**Your goal:** Pull out every line below holding the word "sozial".

**Material for this exercise:**
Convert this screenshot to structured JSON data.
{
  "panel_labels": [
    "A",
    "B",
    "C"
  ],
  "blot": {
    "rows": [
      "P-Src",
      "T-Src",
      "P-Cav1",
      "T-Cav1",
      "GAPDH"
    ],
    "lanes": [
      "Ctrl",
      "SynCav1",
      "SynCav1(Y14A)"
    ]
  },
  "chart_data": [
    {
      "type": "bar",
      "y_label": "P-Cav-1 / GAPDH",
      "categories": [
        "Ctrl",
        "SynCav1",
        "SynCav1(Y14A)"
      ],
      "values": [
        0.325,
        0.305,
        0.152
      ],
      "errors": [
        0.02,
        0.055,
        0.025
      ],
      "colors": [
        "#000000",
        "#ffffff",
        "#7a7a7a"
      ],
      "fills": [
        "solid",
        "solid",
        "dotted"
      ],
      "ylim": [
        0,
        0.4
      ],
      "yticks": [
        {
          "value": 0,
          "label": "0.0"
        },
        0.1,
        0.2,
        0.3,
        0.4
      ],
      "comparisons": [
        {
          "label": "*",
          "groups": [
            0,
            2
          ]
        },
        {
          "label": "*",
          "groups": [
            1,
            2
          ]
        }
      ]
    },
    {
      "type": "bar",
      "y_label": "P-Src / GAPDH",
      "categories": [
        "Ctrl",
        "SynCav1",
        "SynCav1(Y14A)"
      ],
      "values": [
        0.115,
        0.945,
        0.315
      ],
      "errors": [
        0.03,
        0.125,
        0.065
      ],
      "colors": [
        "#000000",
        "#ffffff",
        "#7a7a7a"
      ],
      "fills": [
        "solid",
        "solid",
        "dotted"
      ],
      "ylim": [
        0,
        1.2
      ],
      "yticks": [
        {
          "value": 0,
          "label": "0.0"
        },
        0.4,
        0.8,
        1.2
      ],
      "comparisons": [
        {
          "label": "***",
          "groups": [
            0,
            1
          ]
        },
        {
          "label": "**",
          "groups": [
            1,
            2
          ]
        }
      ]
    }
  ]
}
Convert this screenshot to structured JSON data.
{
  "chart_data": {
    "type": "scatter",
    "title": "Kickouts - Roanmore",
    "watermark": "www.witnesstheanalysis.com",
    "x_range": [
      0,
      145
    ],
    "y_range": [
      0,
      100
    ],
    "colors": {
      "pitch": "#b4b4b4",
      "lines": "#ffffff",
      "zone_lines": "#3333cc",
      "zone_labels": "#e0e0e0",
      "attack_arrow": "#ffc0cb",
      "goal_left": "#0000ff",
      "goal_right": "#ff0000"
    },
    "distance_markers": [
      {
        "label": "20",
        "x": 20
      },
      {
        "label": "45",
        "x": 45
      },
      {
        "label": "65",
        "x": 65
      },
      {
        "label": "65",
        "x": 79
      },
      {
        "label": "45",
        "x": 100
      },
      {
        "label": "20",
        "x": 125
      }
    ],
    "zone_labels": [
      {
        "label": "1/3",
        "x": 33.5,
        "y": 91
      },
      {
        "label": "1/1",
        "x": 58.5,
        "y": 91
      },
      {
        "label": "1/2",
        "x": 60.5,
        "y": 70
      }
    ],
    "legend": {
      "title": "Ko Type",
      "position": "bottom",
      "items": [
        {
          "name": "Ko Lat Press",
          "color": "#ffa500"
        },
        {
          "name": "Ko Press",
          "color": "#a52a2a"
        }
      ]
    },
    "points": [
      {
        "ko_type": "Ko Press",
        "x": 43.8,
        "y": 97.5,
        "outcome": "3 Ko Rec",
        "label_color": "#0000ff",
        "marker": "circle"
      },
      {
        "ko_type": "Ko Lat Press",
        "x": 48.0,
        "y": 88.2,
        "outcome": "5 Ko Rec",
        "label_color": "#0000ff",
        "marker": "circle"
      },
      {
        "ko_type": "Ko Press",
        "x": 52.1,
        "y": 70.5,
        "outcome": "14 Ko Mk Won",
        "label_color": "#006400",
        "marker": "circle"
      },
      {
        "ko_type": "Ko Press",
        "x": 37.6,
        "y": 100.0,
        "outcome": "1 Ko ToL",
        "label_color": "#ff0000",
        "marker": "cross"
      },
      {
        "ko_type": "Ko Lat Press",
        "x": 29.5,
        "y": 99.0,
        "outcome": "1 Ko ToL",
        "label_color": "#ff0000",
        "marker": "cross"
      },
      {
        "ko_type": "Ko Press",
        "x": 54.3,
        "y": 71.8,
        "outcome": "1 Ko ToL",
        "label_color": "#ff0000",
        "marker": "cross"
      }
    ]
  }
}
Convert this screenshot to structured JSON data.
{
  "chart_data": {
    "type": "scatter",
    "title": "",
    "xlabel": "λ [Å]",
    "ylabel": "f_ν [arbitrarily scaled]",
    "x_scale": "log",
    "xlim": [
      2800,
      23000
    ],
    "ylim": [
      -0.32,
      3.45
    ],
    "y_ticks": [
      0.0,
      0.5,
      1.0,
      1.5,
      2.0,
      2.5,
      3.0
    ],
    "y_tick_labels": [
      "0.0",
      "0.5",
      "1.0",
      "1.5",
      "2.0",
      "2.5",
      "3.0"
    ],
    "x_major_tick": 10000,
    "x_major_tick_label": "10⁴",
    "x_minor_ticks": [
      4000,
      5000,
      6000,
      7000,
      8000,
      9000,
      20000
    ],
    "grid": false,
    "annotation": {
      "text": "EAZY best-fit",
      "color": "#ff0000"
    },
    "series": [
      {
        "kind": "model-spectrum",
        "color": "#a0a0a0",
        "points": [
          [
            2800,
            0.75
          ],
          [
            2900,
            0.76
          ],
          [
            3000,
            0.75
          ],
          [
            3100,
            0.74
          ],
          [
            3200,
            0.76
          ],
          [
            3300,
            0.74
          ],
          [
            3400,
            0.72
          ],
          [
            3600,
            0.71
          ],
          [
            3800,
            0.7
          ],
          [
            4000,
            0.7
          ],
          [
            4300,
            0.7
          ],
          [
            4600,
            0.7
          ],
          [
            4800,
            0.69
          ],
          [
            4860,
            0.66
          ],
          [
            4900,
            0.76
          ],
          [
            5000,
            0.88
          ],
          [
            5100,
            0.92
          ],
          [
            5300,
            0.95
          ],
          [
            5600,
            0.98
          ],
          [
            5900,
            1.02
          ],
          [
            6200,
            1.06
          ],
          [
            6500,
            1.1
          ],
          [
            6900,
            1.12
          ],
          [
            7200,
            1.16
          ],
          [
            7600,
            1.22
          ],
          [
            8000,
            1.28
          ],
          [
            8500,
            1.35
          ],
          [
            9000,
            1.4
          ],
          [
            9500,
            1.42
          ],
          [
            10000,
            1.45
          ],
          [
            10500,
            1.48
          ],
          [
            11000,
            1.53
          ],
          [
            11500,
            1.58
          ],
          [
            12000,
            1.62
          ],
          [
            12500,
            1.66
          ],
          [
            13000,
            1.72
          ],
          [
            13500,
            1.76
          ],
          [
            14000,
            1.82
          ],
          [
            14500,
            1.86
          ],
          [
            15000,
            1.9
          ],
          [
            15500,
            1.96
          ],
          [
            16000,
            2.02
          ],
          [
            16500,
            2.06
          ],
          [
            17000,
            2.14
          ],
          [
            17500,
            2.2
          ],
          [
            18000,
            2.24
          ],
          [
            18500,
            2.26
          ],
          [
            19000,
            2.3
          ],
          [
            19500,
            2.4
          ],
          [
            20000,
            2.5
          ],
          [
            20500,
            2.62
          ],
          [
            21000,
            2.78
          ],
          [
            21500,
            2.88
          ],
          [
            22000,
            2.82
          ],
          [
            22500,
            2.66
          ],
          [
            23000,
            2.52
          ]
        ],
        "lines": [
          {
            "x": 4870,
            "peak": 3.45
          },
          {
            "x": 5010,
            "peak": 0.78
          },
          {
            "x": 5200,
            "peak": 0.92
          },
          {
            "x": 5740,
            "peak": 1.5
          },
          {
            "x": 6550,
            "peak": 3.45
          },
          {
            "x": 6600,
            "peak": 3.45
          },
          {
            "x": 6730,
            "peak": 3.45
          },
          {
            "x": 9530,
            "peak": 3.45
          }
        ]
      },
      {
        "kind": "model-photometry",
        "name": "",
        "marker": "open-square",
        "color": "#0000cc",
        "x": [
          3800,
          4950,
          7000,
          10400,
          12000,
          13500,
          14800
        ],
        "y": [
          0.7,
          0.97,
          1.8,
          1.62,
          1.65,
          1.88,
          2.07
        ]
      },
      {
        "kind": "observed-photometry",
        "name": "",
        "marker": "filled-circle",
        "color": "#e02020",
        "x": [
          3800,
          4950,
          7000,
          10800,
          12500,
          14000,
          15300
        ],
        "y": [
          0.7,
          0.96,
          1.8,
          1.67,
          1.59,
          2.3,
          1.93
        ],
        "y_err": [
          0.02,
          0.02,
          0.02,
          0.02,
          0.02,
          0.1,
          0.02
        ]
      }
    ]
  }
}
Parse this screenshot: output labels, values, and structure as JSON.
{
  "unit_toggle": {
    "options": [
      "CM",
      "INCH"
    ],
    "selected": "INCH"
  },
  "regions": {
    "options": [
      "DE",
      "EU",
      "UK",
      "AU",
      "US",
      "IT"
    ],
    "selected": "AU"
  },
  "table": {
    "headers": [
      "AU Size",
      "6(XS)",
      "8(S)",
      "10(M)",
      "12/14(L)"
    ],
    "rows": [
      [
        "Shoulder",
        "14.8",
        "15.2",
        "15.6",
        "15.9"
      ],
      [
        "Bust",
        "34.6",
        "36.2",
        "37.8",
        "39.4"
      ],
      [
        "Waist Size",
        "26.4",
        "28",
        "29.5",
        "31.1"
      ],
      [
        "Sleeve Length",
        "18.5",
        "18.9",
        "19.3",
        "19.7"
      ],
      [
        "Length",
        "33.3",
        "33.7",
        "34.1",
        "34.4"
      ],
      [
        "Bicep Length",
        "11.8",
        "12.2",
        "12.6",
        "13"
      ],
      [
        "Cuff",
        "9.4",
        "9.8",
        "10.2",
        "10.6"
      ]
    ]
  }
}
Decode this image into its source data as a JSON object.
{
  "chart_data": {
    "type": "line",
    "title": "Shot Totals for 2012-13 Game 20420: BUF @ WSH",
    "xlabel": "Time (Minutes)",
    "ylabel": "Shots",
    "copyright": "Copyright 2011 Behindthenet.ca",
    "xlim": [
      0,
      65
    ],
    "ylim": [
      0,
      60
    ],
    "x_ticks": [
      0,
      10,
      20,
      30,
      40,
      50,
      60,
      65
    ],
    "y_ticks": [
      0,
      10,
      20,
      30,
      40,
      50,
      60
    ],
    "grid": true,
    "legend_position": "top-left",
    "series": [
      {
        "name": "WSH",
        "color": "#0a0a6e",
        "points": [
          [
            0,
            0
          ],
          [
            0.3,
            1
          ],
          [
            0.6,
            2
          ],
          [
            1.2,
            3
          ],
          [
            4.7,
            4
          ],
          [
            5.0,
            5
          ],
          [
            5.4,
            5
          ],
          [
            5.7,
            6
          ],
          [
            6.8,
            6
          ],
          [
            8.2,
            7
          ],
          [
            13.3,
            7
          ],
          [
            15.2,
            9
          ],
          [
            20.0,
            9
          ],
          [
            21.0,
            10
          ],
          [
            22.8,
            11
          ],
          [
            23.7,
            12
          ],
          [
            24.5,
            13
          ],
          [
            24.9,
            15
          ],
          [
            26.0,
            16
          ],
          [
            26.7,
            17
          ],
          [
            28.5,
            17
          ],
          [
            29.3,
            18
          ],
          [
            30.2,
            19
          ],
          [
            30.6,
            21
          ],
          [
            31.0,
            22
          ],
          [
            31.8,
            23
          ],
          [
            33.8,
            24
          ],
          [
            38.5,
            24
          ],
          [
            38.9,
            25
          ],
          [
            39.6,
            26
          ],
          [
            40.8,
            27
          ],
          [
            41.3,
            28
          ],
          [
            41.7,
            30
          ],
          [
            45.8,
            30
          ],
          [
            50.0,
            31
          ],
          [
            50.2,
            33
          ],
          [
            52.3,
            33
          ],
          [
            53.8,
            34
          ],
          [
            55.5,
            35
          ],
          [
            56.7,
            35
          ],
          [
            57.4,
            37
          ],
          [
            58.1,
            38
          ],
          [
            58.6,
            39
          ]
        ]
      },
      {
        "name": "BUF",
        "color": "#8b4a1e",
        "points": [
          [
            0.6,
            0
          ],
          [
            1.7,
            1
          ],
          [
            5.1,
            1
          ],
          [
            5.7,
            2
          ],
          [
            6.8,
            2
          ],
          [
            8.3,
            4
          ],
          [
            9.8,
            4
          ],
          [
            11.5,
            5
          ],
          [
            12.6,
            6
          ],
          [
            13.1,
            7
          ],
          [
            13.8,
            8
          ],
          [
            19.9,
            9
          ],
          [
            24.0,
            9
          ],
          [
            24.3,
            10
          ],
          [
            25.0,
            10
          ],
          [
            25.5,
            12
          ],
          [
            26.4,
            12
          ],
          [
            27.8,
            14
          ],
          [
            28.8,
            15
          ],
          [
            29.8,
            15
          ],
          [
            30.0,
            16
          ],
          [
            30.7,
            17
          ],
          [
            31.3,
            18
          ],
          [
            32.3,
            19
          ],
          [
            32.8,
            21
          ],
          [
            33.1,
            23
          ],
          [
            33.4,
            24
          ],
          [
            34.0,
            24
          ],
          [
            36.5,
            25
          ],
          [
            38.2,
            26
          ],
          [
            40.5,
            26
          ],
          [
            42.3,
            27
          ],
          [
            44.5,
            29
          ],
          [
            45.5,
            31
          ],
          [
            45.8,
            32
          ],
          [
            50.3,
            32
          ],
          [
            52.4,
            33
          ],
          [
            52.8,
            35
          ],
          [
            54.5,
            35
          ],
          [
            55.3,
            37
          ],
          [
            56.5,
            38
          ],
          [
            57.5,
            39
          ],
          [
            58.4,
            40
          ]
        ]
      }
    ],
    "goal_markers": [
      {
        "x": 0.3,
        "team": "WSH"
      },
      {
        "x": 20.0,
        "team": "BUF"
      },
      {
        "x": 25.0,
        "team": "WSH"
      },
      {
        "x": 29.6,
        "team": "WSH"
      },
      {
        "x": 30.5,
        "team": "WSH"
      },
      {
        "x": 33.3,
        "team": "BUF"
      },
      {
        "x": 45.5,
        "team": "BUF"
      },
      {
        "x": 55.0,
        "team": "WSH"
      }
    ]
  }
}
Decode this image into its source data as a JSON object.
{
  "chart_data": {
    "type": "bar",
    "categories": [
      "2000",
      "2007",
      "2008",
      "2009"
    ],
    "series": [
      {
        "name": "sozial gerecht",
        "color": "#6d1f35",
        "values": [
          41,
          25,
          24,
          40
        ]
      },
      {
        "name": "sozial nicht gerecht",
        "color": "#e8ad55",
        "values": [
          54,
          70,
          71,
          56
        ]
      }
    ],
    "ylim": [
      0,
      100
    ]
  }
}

**Task output:**
        "name": "sozial gerecht",
        "name": "sozial nicht gerecht",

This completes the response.